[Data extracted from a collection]
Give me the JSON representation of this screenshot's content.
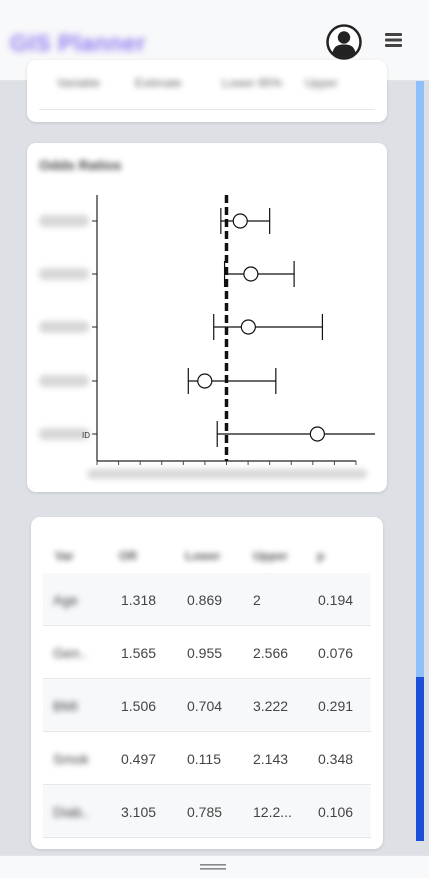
{
  "header": {
    "brand": "GIS Planner",
    "avatar_icon": "user-circle-icon",
    "menu_icon": "hamburger-menu-icon"
  },
  "top_card": {
    "cells": [
      "Variable",
      "Estimate",
      "Lower 95%",
      "Upper"
    ]
  },
  "forest_plot": {
    "title": "Odds Ratios",
    "chart_data": {
      "type": "forest",
      "reference_line": 1,
      "rows": [
        {
          "label": "Age",
          "estimate": 1.318,
          "lower": 0.869,
          "upper": 2.0
        },
        {
          "label": "Gender",
          "estimate": 1.565,
          "lower": 0.955,
          "upper": 2.566
        },
        {
          "label": "BMI",
          "estimate": 1.506,
          "lower": 0.704,
          "upper": 3.222
        },
        {
          "label": "Smoker",
          "estimate": 0.497,
          "lower": 0.115,
          "upper": 2.143
        },
        {
          "label": "Diabetes HbA1c_CKD",
          "estimate": 3.105,
          "lower": 0.785,
          "upper": 12.2
        }
      ],
      "row_labels_visible": [
        "",
        "",
        "",
        "",
        "ID"
      ],
      "x_range": [
        -2,
        4
      ],
      "grid": false
    }
  },
  "table": {
    "columns": [
      "Var",
      "OR",
      "Lower",
      "Upper",
      "p"
    ],
    "rows": [
      {
        "name": "Age",
        "or": "1.318",
        "lower": "0.869",
        "upper": "2",
        "p": "0.194"
      },
      {
        "name": "Gen..",
        "or": "1.565",
        "lower": "0.955",
        "upper": "2.566",
        "p": "0.076"
      },
      {
        "name": "BMI",
        "or": "1.506",
        "lower": "0.704",
        "upper": "3.222",
        "p": "0.291"
      },
      {
        "name": "Smok",
        "or": "0.497",
        "lower": "0.115",
        "upper": "2.143",
        "p": "0.348"
      },
      {
        "name": "Diab..",
        "or": "3.105",
        "lower": "0.785",
        "upper": "12.2...",
        "p": "0.106"
      }
    ]
  },
  "colors": {
    "scroll_track": "#8ec1fb",
    "scroll_thumb": "#1b4fd8",
    "brand": "#8f7bf0"
  }
}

• **AIM**: Output the data above without changes, apart from leaving out the pictures.

• **FINAL ANSWER**:
Give me the JSON representation of this screenshot's content.
{
  "header": {
    "brand": "GIS Planner",
    "avatar_icon": "user-circle-icon",
    "menu_icon": "hamburger-menu-icon"
  },
  "top_card": {
    "cells": [
      "Variable",
      "Estimate",
      "Lower 95%",
      "Upper"
    ]
  },
  "forest_plot": {
    "title": "Odds Ratios",
    "chart_data": {
      "type": "forest",
      "reference_line": 1,
      "rows": [
        {
          "label": "Age",
          "estimate": 1.318,
          "lower": 0.869,
          "upper": 2.0
        },
        {
          "label": "Gender",
          "estimate": 1.565,
          "lower": 0.955,
          "upper": 2.566
        },
        {
          "label": "BMI",
          "estimate": 1.506,
          "lower": 0.704,
          "upper": 3.222
        },
        {
          "label": "Smoker",
          "estimate": 0.497,
          "lower": 0.115,
          "upper": 2.143
        },
        {
          "label": "Diabetes HbA1c_CKD",
          "estimate": 3.105,
          "lower": 0.785,
          "upper": 12.2
        }
      ],
      "row_labels_visible": [
        "",
        "",
        "",
        "",
        "ID"
      ],
      "x_range": [
        -2,
        4
      ],
      "grid": false
    }
  },
  "table": {
    "columns": [
      "Var",
      "OR",
      "Lower",
      "Upper",
      "p"
    ],
    "rows": [
      {
        "name": "Age",
        "or": "1.318",
        "lower": "0.869",
        "upper": "2",
        "p": "0.194"
      },
      {
        "name": "Gen..",
        "or": "1.565",
        "lower": "0.955",
        "upper": "2.566",
        "p": "0.076"
      },
      {
        "name": "BMI",
        "or": "1.506",
        "lower": "0.704",
        "upper": "3.222",
        "p": "0.291"
      },
      {
        "name": "Smok",
        "or": "0.497",
        "lower": "0.115",
        "upper": "2.143",
        "p": "0.348"
      },
      {
        "name": "Diab..",
        "or": "3.105",
        "lower": "0.785",
        "upper": "12.2...",
        "p": "0.106"
      }
    ]
  },
  "colors": {
    "scroll_track": "#8ec1fb",
    "scroll_thumb": "#1b4fd8",
    "brand": "#8f7bf0"
  }
}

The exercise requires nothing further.